DATASET ROWS:
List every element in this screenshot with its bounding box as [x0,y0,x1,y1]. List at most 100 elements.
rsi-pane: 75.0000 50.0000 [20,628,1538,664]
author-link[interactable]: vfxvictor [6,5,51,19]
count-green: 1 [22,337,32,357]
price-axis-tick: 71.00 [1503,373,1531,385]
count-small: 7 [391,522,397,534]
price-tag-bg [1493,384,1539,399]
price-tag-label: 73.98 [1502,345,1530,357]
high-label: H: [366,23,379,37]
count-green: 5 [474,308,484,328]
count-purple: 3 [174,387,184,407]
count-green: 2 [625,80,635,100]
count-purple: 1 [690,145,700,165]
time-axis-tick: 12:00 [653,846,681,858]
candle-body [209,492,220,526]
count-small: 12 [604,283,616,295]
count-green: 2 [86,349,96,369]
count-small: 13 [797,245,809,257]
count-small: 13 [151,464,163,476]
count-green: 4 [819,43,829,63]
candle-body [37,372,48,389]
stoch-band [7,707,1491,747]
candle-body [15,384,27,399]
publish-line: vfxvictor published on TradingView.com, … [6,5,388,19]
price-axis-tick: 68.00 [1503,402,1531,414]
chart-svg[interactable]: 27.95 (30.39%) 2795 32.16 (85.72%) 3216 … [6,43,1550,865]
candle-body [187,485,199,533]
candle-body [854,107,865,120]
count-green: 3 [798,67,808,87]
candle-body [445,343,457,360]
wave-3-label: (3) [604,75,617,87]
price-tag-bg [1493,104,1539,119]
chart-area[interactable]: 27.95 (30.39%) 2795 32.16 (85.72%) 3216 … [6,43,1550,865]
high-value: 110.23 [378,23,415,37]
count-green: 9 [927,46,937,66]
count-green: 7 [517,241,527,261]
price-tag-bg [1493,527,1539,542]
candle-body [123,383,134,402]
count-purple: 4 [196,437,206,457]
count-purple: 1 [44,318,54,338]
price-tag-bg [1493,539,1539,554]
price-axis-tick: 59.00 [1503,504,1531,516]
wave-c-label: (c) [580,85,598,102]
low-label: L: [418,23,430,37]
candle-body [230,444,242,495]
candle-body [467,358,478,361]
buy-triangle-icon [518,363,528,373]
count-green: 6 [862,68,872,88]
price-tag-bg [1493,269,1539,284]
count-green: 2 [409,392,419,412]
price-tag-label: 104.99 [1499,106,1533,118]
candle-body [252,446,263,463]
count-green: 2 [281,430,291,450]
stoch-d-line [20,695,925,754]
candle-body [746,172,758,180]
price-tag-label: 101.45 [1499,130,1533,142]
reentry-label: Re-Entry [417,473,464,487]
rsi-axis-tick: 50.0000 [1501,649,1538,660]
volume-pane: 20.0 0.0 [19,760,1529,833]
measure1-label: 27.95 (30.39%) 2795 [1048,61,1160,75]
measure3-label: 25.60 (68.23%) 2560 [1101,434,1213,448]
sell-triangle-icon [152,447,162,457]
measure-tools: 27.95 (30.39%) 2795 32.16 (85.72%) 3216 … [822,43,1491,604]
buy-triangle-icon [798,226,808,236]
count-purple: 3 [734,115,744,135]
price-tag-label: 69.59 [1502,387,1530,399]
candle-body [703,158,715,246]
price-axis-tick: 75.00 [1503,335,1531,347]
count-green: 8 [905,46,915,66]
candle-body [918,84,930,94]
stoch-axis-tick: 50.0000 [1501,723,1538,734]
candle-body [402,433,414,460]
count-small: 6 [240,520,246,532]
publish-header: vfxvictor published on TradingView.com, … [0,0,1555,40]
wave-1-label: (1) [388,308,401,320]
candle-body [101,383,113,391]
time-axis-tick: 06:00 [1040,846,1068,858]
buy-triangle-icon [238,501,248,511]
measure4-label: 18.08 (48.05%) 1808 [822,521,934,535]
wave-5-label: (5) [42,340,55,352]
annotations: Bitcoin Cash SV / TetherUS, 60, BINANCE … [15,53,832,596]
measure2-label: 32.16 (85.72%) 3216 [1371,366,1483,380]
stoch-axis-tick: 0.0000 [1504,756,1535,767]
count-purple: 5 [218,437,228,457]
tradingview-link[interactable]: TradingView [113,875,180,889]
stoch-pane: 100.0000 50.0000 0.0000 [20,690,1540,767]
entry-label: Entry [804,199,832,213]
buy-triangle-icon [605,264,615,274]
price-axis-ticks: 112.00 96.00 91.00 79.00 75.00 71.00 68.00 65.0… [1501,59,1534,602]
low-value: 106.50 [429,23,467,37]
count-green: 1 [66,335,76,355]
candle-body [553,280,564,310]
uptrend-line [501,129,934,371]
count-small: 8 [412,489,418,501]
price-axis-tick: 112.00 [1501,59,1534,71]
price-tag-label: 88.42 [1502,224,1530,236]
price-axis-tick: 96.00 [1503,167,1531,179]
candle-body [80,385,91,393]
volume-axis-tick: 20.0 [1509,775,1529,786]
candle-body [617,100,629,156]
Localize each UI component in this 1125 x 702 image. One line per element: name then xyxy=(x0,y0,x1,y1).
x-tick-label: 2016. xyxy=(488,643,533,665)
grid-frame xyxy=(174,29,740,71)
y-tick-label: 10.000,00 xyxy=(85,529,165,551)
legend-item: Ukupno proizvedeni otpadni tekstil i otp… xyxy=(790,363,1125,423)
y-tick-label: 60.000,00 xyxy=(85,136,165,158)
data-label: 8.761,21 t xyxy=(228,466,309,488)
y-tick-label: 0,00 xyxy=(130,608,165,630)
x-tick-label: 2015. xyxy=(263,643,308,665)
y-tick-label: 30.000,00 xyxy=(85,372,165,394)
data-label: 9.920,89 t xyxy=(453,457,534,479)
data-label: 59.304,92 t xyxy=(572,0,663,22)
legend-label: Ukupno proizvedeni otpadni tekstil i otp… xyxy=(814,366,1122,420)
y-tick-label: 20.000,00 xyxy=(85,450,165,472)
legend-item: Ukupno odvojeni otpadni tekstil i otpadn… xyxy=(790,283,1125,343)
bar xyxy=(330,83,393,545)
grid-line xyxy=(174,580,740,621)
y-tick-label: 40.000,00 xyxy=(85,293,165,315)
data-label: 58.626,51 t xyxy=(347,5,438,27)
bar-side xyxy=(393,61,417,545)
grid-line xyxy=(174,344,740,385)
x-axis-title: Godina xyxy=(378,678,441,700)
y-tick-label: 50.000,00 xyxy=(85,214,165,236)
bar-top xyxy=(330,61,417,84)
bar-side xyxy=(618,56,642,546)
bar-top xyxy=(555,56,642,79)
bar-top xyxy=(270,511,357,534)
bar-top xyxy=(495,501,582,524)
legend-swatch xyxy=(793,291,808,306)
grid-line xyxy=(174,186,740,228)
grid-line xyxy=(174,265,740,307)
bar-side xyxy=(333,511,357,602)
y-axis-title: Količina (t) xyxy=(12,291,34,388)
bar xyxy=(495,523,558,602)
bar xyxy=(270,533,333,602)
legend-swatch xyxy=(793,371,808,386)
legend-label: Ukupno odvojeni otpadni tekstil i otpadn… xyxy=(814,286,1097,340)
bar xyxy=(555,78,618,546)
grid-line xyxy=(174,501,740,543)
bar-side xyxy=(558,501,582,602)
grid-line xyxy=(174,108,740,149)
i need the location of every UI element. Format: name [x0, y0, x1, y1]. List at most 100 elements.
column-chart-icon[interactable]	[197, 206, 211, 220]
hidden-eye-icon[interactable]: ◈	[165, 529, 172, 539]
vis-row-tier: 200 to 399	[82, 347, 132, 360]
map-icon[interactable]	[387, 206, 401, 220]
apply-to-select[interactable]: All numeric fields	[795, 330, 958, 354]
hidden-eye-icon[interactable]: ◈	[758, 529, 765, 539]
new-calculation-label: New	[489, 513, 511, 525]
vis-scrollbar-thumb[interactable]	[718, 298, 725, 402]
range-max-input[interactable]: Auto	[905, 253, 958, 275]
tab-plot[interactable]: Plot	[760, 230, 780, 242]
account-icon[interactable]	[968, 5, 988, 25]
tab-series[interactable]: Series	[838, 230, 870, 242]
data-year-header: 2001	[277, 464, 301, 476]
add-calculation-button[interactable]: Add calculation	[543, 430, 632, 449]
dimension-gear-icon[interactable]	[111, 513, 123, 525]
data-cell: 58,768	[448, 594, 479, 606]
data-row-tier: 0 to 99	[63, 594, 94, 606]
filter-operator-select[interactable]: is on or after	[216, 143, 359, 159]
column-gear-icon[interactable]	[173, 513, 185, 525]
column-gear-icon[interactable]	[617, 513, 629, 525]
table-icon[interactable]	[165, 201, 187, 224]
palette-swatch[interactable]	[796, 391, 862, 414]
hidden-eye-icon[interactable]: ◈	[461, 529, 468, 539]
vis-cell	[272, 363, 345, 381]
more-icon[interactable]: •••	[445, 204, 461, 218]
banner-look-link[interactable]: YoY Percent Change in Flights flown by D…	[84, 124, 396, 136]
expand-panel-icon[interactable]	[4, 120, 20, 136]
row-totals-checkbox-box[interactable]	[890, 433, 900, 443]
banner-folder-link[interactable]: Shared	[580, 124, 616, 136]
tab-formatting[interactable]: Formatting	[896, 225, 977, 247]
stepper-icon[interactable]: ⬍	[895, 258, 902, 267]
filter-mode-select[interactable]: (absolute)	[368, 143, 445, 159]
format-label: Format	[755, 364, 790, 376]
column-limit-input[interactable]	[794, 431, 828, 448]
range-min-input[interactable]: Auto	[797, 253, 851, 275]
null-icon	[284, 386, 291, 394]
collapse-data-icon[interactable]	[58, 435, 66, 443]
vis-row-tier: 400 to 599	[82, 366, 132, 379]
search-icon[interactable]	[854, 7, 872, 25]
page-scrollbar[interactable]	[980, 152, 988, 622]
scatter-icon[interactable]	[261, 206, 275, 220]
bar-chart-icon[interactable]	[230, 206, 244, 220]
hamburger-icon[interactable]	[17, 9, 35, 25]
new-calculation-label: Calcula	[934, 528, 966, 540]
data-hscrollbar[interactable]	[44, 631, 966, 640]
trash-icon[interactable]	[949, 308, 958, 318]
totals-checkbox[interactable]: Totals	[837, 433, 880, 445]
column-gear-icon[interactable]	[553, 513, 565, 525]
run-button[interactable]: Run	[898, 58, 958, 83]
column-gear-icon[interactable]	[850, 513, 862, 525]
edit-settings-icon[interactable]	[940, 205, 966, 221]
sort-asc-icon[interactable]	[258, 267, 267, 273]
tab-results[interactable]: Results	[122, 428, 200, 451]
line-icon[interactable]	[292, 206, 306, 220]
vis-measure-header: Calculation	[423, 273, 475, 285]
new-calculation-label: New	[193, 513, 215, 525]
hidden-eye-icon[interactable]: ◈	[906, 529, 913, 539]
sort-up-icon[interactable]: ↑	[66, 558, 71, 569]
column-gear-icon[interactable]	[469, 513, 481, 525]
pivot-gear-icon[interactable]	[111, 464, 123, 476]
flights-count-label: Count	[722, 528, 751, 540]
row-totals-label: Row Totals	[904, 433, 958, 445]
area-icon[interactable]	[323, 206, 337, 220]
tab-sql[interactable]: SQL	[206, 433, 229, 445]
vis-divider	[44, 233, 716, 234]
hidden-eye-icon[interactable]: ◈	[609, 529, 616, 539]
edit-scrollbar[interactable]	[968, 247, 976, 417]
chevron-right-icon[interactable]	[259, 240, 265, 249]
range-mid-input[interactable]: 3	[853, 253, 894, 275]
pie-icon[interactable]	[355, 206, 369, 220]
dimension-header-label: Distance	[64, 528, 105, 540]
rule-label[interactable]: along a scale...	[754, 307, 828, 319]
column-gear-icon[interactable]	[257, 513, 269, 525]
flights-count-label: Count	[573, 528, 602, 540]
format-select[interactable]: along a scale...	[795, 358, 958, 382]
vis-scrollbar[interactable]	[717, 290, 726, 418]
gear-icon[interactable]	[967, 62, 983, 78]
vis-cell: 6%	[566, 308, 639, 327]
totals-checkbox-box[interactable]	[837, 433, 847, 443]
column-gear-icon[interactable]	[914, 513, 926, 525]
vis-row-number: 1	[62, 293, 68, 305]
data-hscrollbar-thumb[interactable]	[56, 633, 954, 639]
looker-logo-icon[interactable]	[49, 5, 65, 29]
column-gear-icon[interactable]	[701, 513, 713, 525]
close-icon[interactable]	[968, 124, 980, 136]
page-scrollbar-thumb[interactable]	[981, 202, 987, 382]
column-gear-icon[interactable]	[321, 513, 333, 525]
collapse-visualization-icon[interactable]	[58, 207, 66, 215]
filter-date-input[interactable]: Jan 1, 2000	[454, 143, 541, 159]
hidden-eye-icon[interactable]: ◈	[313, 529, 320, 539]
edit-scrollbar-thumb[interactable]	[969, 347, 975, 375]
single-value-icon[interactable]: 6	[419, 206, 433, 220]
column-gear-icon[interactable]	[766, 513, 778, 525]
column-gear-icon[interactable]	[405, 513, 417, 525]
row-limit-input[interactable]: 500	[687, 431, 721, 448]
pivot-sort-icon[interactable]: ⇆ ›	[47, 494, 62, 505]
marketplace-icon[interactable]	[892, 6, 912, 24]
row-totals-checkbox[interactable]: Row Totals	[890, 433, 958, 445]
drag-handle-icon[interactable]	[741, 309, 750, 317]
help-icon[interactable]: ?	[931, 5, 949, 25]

PROBLEM REQUIREMENTS:
Rewrite the rows from the first one through the one holding "count-purple: 1 [44,318,54,338]", inclusive, with "candle-body" swapped out for "bar-body" and nothing else altered.

SOLUTION TO THIS EXERCISE:
List every element in this screenshot with its bounding box as [x0,y0,x1,y1]. List at most 100 elements.
rsi-pane: 75.0000 50.0000 [20,628,1538,664]
author-link[interactable]: vfxvictor [6,5,51,19]
count-green: 1 [22,337,32,357]
price-axis-tick: 71.00 [1503,373,1531,385]
count-small: 7 [391,522,397,534]
price-tag-bg [1493,384,1539,399]
price-tag-label: 73.98 [1502,345,1530,357]
high-label: H: [366,23,379,37]
count-green: 5 [474,308,484,328]
count-purple: 3 [174,387,184,407]
count-green: 2 [625,80,635,100]
count-purple: 1 [690,145,700,165]
time-axis-tick: 12:00 [653,846,681,858]
bar-body [209,492,220,526]
count-small: 12 [604,283,616,295]
count-green: 2 [86,349,96,369]
count-small: 13 [797,245,809,257]
count-small: 13 [151,464,163,476]
count-green: 4 [819,43,829,63]
bar-body [37,372,48,389]
stoch-band [7,707,1491,747]
bar-body [15,384,27,399]
publish-line: vfxvictor published on TradingView.com, … [6,5,388,19]
price-axis-tick: 68.00 [1503,402,1531,414]
chart-svg[interactable]: 27.95 (30.39%) 2795 32.16 (85.72%) 3216 … [6,43,1550,865]
bar-body [187,485,199,533]
bar-body [854,107,865,120]
count-green: 3 [798,67,808,87]
bar-body [445,343,457,360]
wave-3-label: (3) [604,75,617,87]
price-tag-bg [1493,104,1539,119]
chart-area[interactable]: 27.95 (30.39%) 2795 32.16 (85.72%) 3216 … [6,43,1550,865]
high-value: 110.23 [378,23,415,37]
count-green: 9 [927,46,937,66]
count-green: 7 [517,241,527,261]
price-tag-bg [1493,527,1539,542]
bar-body [123,383,134,402]
count-purple: 4 [196,437,206,457]
count-purple: 1 [44,318,54,338]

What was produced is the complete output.